[Stored records]
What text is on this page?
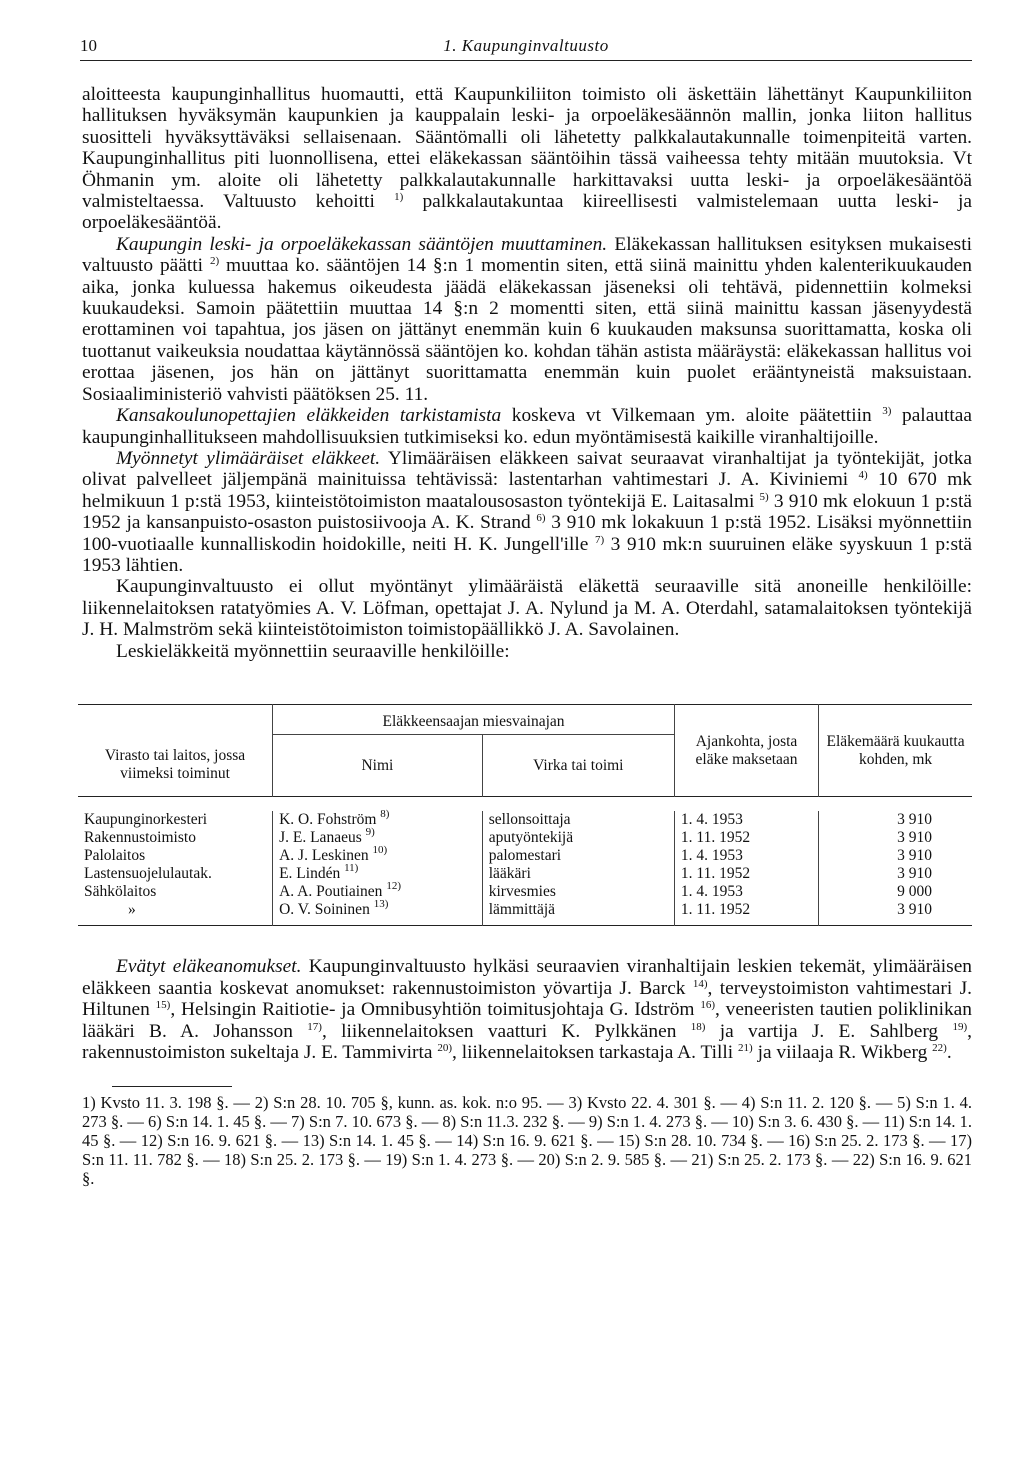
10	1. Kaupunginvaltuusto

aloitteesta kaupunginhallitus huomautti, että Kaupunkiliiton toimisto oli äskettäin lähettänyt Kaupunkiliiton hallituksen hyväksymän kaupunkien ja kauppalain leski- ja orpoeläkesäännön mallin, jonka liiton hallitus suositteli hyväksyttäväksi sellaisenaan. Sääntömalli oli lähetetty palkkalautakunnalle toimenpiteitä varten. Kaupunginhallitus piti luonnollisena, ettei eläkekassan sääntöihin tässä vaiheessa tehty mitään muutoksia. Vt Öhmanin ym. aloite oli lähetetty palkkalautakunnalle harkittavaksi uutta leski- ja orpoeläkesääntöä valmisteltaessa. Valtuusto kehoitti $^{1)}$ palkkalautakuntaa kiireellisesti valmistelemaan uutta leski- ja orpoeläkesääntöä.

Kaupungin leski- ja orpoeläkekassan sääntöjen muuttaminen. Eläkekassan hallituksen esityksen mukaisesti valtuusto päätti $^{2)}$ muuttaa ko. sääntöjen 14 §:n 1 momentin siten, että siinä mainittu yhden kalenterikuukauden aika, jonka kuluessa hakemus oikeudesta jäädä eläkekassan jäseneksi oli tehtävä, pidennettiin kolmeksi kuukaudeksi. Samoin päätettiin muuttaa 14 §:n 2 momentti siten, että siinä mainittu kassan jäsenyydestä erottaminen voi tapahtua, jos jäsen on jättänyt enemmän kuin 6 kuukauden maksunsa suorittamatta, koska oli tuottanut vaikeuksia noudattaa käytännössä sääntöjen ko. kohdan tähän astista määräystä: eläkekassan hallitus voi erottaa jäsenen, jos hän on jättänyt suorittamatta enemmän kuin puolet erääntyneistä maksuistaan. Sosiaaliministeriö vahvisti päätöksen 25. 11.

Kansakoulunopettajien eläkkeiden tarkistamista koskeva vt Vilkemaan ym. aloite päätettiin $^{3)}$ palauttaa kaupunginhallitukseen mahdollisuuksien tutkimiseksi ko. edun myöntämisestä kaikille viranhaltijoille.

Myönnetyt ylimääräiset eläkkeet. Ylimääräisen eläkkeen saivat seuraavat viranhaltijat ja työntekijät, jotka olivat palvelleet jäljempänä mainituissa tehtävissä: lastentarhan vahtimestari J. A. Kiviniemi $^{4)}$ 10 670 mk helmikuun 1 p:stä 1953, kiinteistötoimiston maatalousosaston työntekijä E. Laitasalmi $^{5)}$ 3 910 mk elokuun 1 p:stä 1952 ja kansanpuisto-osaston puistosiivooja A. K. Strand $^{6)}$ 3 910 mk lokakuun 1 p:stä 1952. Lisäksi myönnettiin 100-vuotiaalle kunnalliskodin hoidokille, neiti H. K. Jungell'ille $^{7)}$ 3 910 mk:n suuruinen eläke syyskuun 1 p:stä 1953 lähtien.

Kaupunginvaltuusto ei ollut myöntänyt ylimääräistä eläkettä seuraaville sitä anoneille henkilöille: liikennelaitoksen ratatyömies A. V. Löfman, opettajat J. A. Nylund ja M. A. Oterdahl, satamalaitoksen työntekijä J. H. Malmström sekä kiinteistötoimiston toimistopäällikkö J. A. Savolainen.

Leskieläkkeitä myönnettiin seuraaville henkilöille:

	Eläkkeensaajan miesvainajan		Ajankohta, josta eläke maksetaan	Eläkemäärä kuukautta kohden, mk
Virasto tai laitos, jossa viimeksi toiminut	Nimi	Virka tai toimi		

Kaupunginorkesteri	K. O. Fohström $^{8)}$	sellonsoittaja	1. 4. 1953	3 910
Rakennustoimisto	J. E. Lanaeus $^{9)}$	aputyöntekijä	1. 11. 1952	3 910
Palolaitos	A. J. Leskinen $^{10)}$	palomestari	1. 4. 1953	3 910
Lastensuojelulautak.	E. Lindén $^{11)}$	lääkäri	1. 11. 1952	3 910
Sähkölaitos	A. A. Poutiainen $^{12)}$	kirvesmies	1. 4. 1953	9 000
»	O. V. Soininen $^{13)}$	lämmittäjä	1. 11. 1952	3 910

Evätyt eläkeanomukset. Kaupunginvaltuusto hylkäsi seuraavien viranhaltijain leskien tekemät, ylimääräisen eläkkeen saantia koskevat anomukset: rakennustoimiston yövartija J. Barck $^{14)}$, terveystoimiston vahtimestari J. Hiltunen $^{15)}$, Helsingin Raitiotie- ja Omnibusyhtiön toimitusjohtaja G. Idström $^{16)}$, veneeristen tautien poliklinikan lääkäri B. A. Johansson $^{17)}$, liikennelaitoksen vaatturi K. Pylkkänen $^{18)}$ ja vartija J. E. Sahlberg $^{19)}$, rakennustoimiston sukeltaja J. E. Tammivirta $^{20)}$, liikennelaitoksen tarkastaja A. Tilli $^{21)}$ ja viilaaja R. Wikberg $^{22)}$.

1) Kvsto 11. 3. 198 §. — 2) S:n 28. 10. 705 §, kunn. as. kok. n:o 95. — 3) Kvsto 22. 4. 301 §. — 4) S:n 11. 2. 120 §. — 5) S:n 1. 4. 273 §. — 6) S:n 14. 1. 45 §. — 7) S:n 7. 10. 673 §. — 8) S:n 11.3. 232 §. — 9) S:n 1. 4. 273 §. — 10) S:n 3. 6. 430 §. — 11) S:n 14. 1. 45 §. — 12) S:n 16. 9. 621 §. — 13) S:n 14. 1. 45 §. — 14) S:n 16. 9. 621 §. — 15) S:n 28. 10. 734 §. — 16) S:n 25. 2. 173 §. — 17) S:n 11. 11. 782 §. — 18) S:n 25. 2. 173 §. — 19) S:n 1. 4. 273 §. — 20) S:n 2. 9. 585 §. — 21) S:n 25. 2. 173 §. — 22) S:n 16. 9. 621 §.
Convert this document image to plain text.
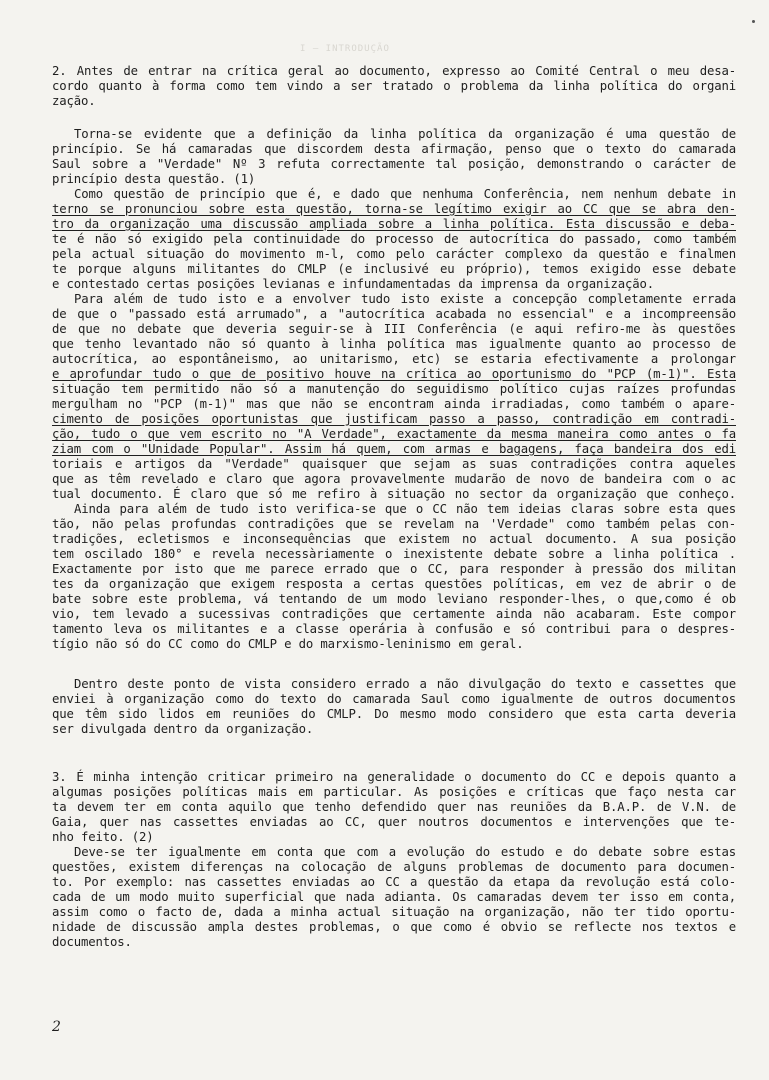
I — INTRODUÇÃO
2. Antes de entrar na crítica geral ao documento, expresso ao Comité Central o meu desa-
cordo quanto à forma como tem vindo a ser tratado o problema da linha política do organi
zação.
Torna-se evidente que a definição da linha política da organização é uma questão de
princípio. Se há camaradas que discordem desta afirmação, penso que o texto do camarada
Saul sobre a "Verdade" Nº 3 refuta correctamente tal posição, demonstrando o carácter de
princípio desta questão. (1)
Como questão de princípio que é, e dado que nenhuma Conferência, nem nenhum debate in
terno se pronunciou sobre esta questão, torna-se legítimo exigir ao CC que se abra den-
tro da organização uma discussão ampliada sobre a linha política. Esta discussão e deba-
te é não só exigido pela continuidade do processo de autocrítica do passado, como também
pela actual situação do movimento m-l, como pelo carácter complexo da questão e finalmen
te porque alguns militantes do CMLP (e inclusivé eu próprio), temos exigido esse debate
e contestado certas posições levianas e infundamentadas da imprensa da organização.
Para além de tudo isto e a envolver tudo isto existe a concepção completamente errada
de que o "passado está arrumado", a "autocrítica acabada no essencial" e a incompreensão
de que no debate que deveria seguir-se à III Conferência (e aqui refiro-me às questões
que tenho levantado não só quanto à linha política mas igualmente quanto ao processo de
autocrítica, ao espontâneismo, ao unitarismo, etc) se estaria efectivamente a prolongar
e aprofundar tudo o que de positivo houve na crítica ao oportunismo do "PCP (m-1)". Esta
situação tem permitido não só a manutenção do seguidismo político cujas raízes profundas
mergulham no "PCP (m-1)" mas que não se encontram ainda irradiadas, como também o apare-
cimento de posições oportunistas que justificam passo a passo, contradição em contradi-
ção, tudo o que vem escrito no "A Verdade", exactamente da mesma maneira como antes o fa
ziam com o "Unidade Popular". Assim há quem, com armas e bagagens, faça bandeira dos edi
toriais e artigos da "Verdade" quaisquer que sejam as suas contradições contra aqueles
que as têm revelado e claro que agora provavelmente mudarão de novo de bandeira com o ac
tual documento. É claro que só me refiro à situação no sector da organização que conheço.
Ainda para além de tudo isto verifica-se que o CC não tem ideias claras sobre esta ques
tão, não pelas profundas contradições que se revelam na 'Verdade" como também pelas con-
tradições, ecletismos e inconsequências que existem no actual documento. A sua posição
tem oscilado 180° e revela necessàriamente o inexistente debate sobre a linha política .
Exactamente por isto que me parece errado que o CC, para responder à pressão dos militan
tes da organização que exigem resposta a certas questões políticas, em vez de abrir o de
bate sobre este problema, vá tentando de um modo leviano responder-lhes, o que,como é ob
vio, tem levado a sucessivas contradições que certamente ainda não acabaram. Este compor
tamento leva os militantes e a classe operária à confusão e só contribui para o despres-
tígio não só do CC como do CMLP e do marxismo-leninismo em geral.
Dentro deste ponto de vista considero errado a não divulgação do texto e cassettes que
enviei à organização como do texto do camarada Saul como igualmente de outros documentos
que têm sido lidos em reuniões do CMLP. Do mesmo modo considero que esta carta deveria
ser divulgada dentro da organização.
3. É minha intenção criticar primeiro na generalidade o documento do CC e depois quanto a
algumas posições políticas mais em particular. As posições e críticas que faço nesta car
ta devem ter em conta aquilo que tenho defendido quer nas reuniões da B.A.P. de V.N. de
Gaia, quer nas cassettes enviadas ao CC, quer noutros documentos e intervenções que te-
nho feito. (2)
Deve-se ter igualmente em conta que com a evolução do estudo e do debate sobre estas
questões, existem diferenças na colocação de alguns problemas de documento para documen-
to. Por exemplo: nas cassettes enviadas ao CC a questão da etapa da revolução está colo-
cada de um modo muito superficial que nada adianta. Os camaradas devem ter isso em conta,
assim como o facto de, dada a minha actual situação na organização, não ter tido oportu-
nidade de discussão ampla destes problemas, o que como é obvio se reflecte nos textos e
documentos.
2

**What is needed**
Report how many lines in this data include the string "reuniões", and nothing else.

**Expected output**
2